◆ Work to be completed ◆
Write down each entry again, exactly as it reads.

◆ Excerpted data ◆
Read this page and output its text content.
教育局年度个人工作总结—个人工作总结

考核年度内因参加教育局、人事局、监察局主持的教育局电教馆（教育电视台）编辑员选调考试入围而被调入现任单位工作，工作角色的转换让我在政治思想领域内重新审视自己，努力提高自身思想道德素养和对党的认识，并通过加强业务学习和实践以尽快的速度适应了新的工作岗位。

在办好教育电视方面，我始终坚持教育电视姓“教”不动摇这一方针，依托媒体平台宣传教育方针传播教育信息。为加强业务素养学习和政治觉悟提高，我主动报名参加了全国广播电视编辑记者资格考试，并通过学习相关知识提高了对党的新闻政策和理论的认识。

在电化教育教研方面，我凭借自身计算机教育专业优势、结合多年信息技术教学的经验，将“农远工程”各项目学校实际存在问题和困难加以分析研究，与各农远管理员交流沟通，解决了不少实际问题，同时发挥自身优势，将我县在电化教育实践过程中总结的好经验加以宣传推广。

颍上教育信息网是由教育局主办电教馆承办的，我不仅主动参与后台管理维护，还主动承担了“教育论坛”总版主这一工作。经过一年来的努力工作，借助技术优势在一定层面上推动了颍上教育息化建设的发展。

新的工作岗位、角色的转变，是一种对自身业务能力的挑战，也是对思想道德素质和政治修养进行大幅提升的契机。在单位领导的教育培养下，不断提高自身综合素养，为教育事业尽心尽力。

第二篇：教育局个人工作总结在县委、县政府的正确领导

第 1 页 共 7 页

◆ Answer ◆
Read this page and output its text content.
教育局年度个人工作总结—个人工作总结

考核年度内因参加教育局、人事局、监察局主持的教育局电教馆（教育电视台）编辑员选调考试入围而被调入现任单位工作，工作角色的转换让我在政治思想领域内重新审视自己，努力提高自身思想道德素养和对党的认识，并通过加强业务学习和实践以尽快的速度适应了新的工作岗位。

在办好教育电视方面，我始终坚持教育电视姓“教”不动摇这一方针，依托媒体平台宣传教育方针传播教育信息。为加强业务素养学习和政治觉悟提高，我主动报名参加了全国广播电视编辑记者资格考试，并通过学习相关知识提高了对党的新闻政策和理论的认识。

在电化教育教研方面，我凭借自身计算机教育专业优势、结合多年信息技术教学的经验，将“农远工程”各项目学校实际存在问题和困难加以分析研究，与各农远管理员交流沟通，解决了不少实际问题，同时发挥自身优势，将我县在电化教育实践过程中总结的好经验加以宣传推广。

颍上教育信息网是由教育局主办电教馆承办的，我不仅主动参与后台管理维护，还主动承担了“教育论坛”总版主这一工作。经过一年来的努力工作，借助技术优势在一定层面上推动了颍上教育息化建设的发展。

新的工作岗位、角色的转变，是一种对自身业务能力的挑战，也是对思想道德素质和政治修养进行大幅提升的契机。在单位领导的教育培养下，不断提高自身综合素养，为教育事业尽心尽力。

第二篇：教育局个人工作总结在县委、县政府的正确领导

第 1 页 共 7 页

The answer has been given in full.